#### Material for this exercise
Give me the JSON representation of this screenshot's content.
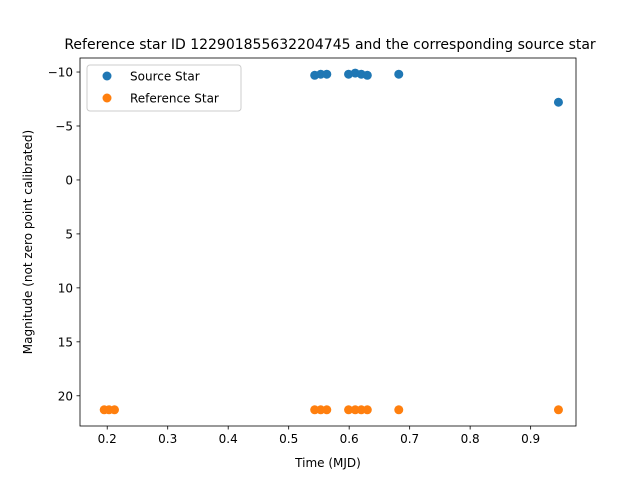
{
  "chart_data": {
    "type": "scatter",
    "title": "Reference star ID 1229018556322047​45 and the corresponding source star",
    "xlabel": "Time (MJD)",
    "ylabel": "Magnitude (not zero point calibrated)",
    "xlim": [
      0.155,
      0.975
    ],
    "ylim": [
      22.8,
      -11.3
    ],
    "y_inverted": true,
    "grid": false,
    "legend_position": "top-left",
    "x_ticks": [
      0.2,
      0.3,
      0.4,
      0.5,
      0.6,
      0.7,
      0.8,
      0.9
    ],
    "x_tick_labels": [
      "0.2",
      "0.3",
      "0.4",
      "0.5",
      "0.6",
      "0.7",
      "0.8",
      "0.9"
    ],
    "y_ticks": [
      -10,
      -5,
      0,
      5,
      10,
      15,
      20
    ],
    "y_tick_labels": [
      "−10",
      "−5",
      "0",
      "5",
      "10",
      "15",
      "20"
    ],
    "series": [
      {
        "name": "Source Star",
        "color": "#1f77b4",
        "x": [
          0.543,
          0.553,
          0.563,
          0.599,
          0.61,
          0.62,
          0.63,
          0.682,
          0.946
        ],
        "y": [
          -9.7,
          -9.8,
          -9.8,
          -9.8,
          -9.9,
          -9.8,
          -9.7,
          -9.8,
          -7.2
        ]
      },
      {
        "name": "Reference Star",
        "color": "#ff7f0e",
        "x": [
          0.195,
          0.203,
          0.212,
          0.543,
          0.553,
          0.563,
          0.599,
          0.61,
          0.62,
          0.63,
          0.682,
          0.946
        ],
        "y": [
          21.3,
          21.3,
          21.3,
          21.3,
          21.3,
          21.3,
          21.3,
          21.3,
          21.3,
          21.3,
          21.3,
          21.3
        ]
      }
    ]
  }
}
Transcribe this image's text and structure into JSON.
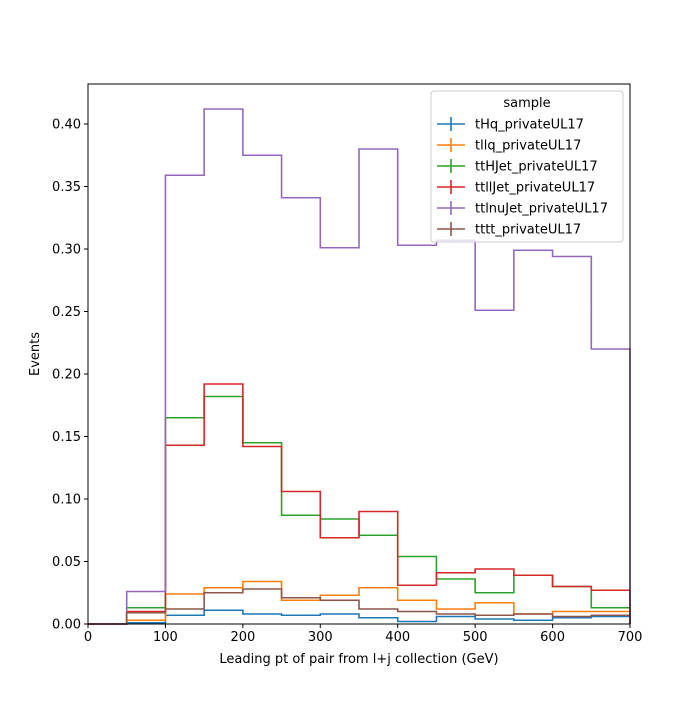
{
  "chart_data": {
    "type": "step",
    "title": "",
    "xlabel": "Leading pt of pair from l+j collection (GeV)",
    "ylabel": "Events",
    "xlim": [
      0,
      700
    ],
    "ylim": [
      0,
      0.432
    ],
    "xticks": [
      0,
      100,
      200,
      300,
      400,
      500,
      600,
      700
    ],
    "yticks": [
      0.0,
      0.05,
      0.1,
      0.15,
      0.2,
      0.25,
      0.3,
      0.35,
      0.4
    ],
    "ytick_labels": [
      "0.00",
      "0.05",
      "0.10",
      "0.15",
      "0.20",
      "0.25",
      "0.30",
      "0.35",
      "0.40"
    ],
    "grid": false,
    "legend": {
      "title": "sample",
      "placement": "top-right"
    },
    "bin_edges": [
      0,
      50,
      100,
      150,
      200,
      250,
      300,
      350,
      400,
      450,
      500,
      550,
      600,
      650,
      700
    ],
    "series": [
      {
        "name": "tHq_privateUL17",
        "color": "#1f77b4",
        "values": [
          0.0,
          0.001,
          0.007,
          0.011,
          0.008,
          0.007,
          0.008,
          0.005,
          0.002,
          0.006,
          0.004,
          0.003,
          0.005,
          0.006
        ]
      },
      {
        "name": "tllq_privateUL17",
        "color": "#ff7f0e",
        "values": [
          0.0,
          0.003,
          0.024,
          0.029,
          0.034,
          0.019,
          0.023,
          0.029,
          0.019,
          0.012,
          0.017,
          0.008,
          0.01,
          0.01
        ]
      },
      {
        "name": "ttHJet_privateUL17",
        "color": "#2ca02c",
        "values": [
          0.0,
          0.013,
          0.165,
          0.182,
          0.145,
          0.087,
          0.084,
          0.071,
          0.054,
          0.036,
          0.025,
          0.039,
          0.03,
          0.013
        ]
      },
      {
        "name": "ttllJet_privateUL17",
        "color": "#d62728",
        "values": [
          0.0,
          0.01,
          0.143,
          0.192,
          0.142,
          0.106,
          0.069,
          0.09,
          0.031,
          0.041,
          0.044,
          0.039,
          0.03,
          0.027
        ]
      },
      {
        "name": "ttlnuJet_privateUL17",
        "color": "#9467bd",
        "values": [
          0.0,
          0.026,
          0.359,
          0.412,
          0.375,
          0.341,
          0.301,
          0.38,
          0.303,
          0.307,
          0.251,
          0.299,
          0.294,
          0.22
        ]
      },
      {
        "name": "tttt_privateUL17",
        "color": "#8c564b",
        "values": [
          0.0,
          0.009,
          0.012,
          0.025,
          0.028,
          0.021,
          0.019,
          0.012,
          0.01,
          0.008,
          0.007,
          0.008,
          0.006,
          0.007
        ]
      }
    ]
  }
}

#### Problem requirements
Repeat all the records above exactly, leaving out any pictures.

#### Final answer
Give me the JSON representation of this screenshot's content.
{
  "chart_data": {
    "type": "scatter",
    "title": "Reference star ID 1229018556322047​45 and the corresponding source star",
    "xlabel": "Time (MJD)",
    "ylabel": "Magnitude (not zero point calibrated)",
    "xlim": [
      0.155,
      0.975
    ],
    "ylim": [
      22.8,
      -11.3
    ],
    "y_inverted": true,
    "grid": false,
    "legend_position": "top-left",
    "x_ticks": [
      0.2,
      0.3,
      0.4,
      0.5,
      0.6,
      0.7,
      0.8,
      0.9
    ],
    "x_tick_labels": [
      "0.2",
      "0.3",
      "0.4",
      "0.5",
      "0.6",
      "0.7",
      "0.8",
      "0.9"
    ],
    "y_ticks": [
      -10,
      -5,
      0,
      5,
      10,
      15,
      20
    ],
    "y_tick_labels": [
      "−10",
      "−5",
      "0",
      "5",
      "10",
      "15",
      "20"
    ],
    "series": [
      {
        "name": "Source Star",
        "color": "#1f77b4",
        "x": [
          0.543,
          0.553,
          0.563,
          0.599,
          0.61,
          0.62,
          0.63,
          0.682,
          0.946
        ],
        "y": [
          -9.7,
          -9.8,
          -9.8,
          -9.8,
          -9.9,
          -9.8,
          -9.7,
          -9.8,
          -7.2
        ]
      },
      {
        "name": "Reference Star",
        "color": "#ff7f0e",
        "x": [
          0.195,
          0.203,
          0.212,
          0.543,
          0.553,
          0.563,
          0.599,
          0.61,
          0.62,
          0.63,
          0.682,
          0.946
        ],
        "y": [
          21.3,
          21.3,
          21.3,
          21.3,
          21.3,
          21.3,
          21.3,
          21.3,
          21.3,
          21.3,
          21.3,
          21.3
        ]
      }
    ]
  }
}
Transcribe this image's text and structure into JSON.
{
  "chart_data": {
    "type": "step",
    "title": "",
    "xlabel": "Leading pt of pair from l+j collection (GeV)",
    "ylabel": "Events",
    "xlim": [
      0,
      700
    ],
    "ylim": [
      0,
      0.432
    ],
    "xticks": [
      0,
      100,
      200,
      300,
      400,
      500,
      600,
      700
    ],
    "yticks": [
      0.0,
      0.05,
      0.1,
      0.15,
      0.2,
      0.25,
      0.3,
      0.35,
      0.4
    ],
    "ytick_labels": [
      "0.00",
      "0.05",
      "0.10",
      "0.15",
      "0.20",
      "0.25",
      "0.30",
      "0.35",
      "0.40"
    ],
    "grid": false,
    "legend": {
      "title": "sample",
      "placement": "top-right"
    },
    "bin_edges": [
      0,
      50,
      100,
      150,
      200,
      250,
      300,
      350,
      400,
      450,
      500,
      550,
      600,
      650,
      700
    ],
    "series": [
      {
        "name": "tHq_privateUL17",
        "color": "#1f77b4",
        "values": [
          0.0,
          0.001,
          0.007,
          0.011,
          0.008,
          0.007,
          0.008,
          0.005,
          0.002,
          0.006,
          0.004,
          0.003,
          0.005,
          0.006
        ]
      },
      {
        "name": "tllq_privateUL17",
        "color": "#ff7f0e",
        "values": [
          0.0,
          0.003,
          0.024,
          0.029,
          0.034,
          0.019,
          0.023,
          0.029,
          0.019,
          0.012,
          0.017,
          0.008,
          0.01,
          0.01
        ]
      },
      {
        "name": "ttHJet_privateUL17",
        "color": "#2ca02c",
        "values": [
          0.0,
          0.013,
          0.165,
          0.182,
          0.145,
          0.087,
          0.084,
          0.071,
          0.054,
          0.036,
          0.025,
          0.039,
          0.03,
          0.013
        ]
      },
      {
        "name": "ttllJet_privateUL17",
        "color": "#d62728",
        "values": [
          0.0,
          0.01,
          0.143,
          0.192,
          0.142,
          0.106,
          0.069,
          0.09,
          0.031,
          0.041,
          0.044,
          0.039,
          0.03,
          0.027
        ]
      },
      {
        "name": "ttlnuJet_privateUL17",
        "color": "#9467bd",
        "values": [
          0.0,
          0.026,
          0.359,
          0.412,
          0.375,
          0.341,
          0.301,
          0.38,
          0.303,
          0.307,
          0.251,
          0.299,
          0.294,
          0.22
        ]
      },
      {
        "name": "tttt_privateUL17",
        "color": "#8c564b",
        "values": [
          0.0,
          0.009,
          0.012,
          0.025,
          0.028,
          0.021,
          0.019,
          0.012,
          0.01,
          0.008,
          0.007,
          0.008,
          0.006,
          0.007
        ]
      }
    ]
  }
}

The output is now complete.